TASK: Arrange the entries, starting at the first and ending at the one containing "age-cell: 25 <box>1287 428 1315 459</box>", as a Markdown table with the columns Row and Entry. Number each row and omit blank lines.

-- ITEMS start --

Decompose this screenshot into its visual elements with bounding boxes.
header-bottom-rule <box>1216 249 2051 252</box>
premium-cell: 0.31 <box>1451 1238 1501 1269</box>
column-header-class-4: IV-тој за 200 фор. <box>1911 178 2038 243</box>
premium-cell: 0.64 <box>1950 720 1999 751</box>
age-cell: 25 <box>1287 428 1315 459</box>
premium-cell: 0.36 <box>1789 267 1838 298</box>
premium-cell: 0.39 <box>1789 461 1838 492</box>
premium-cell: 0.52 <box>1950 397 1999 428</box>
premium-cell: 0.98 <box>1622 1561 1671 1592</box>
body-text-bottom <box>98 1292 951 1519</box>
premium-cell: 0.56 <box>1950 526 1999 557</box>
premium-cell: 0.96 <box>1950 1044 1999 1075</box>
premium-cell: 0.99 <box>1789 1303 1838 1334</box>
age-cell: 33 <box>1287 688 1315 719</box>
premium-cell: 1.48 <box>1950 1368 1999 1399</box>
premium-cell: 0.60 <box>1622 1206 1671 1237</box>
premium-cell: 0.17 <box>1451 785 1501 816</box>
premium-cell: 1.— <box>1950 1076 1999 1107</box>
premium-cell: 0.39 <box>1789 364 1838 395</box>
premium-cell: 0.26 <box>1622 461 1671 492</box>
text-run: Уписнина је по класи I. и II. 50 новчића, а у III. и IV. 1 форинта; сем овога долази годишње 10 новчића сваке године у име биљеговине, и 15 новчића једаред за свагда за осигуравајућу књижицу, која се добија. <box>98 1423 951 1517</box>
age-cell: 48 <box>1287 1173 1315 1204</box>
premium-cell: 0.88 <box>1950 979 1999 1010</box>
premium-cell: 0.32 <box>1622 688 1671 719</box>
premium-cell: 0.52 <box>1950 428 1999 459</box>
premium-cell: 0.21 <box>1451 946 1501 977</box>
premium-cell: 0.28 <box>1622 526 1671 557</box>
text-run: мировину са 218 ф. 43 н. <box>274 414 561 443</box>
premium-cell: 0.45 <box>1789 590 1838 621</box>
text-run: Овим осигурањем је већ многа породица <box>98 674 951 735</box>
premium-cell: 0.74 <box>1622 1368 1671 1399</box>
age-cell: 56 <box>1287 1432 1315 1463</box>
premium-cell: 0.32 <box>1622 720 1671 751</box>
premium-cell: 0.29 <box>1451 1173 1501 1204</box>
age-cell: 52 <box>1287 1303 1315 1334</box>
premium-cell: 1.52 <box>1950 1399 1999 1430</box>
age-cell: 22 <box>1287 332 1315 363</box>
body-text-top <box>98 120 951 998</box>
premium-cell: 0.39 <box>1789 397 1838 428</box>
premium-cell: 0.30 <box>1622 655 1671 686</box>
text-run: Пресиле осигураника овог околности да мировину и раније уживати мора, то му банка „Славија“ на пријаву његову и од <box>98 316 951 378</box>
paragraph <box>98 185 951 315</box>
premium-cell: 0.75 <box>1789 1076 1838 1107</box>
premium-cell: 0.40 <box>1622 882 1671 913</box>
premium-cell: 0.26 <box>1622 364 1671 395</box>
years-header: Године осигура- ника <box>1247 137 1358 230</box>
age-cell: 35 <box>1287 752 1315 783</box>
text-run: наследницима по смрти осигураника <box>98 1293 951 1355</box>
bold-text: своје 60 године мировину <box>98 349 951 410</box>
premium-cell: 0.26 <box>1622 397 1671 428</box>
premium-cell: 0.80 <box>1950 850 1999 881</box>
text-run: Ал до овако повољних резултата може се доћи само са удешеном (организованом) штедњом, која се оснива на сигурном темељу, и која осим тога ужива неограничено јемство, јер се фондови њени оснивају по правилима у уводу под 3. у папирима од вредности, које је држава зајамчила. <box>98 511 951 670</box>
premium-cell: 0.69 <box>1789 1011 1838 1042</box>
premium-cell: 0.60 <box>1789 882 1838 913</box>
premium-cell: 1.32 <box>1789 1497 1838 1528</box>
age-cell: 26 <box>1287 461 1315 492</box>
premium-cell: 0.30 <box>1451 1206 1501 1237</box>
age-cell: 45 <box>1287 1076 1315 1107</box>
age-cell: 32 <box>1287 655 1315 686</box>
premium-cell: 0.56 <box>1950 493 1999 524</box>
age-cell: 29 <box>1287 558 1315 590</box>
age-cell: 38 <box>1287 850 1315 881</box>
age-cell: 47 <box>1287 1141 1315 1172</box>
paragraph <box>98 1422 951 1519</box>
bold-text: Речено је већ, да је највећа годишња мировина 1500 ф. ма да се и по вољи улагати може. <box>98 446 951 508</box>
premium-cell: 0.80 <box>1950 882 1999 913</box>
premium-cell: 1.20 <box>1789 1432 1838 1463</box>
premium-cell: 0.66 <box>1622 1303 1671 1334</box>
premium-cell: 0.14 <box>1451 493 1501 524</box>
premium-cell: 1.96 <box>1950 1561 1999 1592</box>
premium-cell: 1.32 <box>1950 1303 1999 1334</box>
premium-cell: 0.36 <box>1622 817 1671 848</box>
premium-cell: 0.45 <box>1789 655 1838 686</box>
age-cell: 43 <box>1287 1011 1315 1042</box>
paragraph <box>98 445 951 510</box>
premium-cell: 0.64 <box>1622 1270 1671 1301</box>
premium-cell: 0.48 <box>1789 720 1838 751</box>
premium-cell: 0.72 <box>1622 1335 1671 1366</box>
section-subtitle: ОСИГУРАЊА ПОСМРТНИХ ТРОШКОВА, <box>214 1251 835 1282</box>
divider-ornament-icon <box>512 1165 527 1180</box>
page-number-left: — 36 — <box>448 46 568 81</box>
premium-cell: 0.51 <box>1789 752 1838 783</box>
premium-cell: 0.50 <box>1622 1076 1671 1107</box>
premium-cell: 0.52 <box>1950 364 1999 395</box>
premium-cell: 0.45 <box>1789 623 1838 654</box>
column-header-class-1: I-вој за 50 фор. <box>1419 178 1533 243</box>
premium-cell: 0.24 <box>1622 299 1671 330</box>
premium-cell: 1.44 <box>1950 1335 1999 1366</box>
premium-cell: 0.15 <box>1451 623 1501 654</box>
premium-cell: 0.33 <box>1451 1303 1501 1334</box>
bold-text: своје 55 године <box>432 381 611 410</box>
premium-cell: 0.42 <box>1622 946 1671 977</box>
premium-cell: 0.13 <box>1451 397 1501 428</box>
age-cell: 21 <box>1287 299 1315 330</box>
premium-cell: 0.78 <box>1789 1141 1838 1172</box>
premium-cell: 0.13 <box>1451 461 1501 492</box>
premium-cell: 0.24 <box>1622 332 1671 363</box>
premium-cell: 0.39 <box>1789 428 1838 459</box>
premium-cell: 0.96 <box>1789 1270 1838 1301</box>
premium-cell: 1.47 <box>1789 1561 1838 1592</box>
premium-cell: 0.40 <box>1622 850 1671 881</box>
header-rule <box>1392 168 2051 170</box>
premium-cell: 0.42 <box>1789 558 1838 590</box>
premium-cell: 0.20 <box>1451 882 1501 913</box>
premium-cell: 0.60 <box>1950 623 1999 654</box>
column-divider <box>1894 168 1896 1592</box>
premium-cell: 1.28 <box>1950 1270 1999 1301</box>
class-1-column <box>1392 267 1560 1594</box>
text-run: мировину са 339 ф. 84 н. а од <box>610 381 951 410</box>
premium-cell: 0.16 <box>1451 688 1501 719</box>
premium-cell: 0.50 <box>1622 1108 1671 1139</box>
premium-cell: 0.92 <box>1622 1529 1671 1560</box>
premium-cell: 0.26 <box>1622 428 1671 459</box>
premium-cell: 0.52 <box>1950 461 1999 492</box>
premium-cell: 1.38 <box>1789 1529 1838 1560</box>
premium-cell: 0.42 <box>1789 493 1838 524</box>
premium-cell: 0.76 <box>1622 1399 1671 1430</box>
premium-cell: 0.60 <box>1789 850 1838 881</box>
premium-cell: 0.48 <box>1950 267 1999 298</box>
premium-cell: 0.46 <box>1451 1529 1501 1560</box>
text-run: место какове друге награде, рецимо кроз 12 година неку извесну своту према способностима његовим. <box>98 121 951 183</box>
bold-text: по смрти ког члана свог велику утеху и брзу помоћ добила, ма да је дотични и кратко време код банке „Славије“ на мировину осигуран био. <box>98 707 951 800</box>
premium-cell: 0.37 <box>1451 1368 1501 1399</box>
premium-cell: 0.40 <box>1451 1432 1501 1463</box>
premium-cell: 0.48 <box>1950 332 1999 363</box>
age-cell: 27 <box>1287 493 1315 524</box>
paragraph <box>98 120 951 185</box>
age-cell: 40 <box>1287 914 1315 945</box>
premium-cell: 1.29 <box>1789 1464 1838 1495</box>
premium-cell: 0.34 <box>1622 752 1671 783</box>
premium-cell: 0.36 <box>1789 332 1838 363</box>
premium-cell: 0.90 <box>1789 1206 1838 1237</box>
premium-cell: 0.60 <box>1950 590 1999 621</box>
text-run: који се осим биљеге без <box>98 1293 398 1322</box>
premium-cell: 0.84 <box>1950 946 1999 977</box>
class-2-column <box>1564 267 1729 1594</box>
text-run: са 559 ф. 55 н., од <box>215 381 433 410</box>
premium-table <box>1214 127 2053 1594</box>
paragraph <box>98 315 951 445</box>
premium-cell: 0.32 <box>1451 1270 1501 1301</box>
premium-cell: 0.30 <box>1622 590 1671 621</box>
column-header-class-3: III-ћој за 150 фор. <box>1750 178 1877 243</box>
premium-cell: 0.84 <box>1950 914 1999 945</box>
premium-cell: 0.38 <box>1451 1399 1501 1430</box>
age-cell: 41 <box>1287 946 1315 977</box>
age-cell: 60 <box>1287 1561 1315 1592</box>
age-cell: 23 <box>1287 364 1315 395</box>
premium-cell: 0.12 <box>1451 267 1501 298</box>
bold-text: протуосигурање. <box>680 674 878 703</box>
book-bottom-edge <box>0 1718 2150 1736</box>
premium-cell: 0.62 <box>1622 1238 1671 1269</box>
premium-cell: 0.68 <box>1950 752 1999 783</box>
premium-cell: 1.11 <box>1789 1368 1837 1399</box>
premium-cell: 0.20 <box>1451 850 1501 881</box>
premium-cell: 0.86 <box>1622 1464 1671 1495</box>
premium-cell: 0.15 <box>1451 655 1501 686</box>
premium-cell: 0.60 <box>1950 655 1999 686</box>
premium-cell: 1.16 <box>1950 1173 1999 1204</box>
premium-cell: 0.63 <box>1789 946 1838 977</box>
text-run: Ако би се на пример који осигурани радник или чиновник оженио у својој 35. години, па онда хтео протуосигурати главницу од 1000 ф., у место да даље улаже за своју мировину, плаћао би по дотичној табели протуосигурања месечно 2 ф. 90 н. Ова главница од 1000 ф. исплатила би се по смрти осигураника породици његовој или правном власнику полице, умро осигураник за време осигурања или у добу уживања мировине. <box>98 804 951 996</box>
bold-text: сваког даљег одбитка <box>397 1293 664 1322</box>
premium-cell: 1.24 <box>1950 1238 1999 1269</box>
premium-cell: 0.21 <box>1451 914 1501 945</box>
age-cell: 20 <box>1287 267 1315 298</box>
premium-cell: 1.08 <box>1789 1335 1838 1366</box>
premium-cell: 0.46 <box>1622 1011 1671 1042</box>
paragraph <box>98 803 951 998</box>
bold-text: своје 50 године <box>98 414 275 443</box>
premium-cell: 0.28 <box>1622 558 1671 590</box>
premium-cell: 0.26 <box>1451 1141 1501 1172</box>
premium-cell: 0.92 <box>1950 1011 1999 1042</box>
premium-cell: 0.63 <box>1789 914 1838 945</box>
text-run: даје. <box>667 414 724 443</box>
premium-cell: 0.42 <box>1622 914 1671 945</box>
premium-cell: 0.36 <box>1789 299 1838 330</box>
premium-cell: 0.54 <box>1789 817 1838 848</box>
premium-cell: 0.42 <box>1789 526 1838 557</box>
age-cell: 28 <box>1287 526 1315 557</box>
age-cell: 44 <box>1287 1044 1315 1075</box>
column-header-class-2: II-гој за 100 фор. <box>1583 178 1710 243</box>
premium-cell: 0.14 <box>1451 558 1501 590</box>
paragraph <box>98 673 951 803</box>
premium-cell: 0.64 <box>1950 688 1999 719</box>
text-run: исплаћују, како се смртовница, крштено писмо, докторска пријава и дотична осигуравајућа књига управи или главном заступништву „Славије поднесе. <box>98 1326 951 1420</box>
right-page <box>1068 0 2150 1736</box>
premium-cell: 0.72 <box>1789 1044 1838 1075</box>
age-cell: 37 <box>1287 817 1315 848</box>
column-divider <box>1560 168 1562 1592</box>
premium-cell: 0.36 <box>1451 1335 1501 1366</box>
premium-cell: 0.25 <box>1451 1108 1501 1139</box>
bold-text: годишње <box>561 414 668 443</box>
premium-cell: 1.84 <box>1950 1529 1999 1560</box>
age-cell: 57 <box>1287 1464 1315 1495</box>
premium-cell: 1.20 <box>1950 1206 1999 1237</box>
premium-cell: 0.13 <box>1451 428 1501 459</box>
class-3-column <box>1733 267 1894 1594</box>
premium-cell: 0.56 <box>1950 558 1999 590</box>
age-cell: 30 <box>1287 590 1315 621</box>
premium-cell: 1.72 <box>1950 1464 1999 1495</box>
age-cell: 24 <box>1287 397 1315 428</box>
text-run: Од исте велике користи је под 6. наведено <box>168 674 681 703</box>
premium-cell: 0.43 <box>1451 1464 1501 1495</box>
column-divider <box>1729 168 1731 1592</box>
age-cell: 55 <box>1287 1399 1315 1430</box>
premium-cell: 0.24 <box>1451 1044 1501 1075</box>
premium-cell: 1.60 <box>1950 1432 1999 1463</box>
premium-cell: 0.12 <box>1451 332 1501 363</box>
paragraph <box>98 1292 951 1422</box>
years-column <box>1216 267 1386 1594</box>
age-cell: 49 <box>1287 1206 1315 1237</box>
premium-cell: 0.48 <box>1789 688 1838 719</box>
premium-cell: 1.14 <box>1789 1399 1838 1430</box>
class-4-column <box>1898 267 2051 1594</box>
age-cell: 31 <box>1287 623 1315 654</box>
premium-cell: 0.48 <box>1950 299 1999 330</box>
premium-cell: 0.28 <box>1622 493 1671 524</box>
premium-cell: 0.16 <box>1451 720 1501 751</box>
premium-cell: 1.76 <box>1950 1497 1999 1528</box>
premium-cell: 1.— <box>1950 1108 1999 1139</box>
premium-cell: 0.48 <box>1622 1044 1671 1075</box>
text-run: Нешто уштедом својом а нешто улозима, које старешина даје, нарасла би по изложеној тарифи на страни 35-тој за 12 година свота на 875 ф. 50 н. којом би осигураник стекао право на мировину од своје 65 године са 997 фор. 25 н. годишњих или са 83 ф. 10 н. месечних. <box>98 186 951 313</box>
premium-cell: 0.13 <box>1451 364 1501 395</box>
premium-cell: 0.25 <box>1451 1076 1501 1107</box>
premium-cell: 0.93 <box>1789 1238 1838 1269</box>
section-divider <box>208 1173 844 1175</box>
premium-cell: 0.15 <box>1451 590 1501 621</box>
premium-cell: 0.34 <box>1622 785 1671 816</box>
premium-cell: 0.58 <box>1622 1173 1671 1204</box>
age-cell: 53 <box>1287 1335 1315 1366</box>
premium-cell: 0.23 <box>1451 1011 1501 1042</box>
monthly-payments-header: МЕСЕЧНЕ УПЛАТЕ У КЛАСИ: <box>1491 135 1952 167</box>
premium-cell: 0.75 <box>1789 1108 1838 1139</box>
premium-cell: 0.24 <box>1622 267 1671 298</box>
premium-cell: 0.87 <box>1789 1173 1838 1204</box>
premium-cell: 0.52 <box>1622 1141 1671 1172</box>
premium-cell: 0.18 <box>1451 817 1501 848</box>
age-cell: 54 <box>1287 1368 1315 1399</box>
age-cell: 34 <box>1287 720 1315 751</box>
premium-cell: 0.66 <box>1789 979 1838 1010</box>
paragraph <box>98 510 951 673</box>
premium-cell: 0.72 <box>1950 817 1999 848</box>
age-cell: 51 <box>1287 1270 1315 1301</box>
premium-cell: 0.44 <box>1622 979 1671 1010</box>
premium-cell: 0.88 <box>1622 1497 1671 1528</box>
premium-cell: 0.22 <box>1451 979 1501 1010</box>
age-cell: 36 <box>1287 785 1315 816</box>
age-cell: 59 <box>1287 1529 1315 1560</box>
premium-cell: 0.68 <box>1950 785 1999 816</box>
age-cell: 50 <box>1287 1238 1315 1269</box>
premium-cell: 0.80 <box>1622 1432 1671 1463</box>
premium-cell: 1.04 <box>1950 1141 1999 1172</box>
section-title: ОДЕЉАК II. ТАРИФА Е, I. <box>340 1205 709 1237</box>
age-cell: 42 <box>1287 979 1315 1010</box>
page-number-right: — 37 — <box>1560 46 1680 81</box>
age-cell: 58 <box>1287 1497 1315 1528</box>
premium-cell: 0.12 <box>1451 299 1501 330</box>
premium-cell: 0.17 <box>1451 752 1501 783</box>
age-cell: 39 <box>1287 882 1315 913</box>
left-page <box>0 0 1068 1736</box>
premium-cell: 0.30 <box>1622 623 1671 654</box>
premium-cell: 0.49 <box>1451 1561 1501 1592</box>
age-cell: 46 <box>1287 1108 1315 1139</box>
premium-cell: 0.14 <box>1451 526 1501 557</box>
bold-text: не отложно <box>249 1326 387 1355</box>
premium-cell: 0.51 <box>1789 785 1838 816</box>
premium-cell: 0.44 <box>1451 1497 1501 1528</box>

-- ITEMS end --

EXERCISE RESPONSE:
| Row | Entry |
|---|---|
| 1 | Decompose this screenshot into its visual elements with bounding boxes. |
| 2 | header-bottom-rule <box>1216 249 2051 252</box> |
| 3 | premium-cell: 0.31 <box>1451 1238 1501 1269</box> |
| 4 | column-header-class-4: IV-тој за 200 фор. <box>1911 178 2038 243</box> |
| 5 | premium-cell: 0.64 <box>1950 720 1999 751</box> |
| 6 | age-cell: 25 <box>1287 428 1315 459</box> |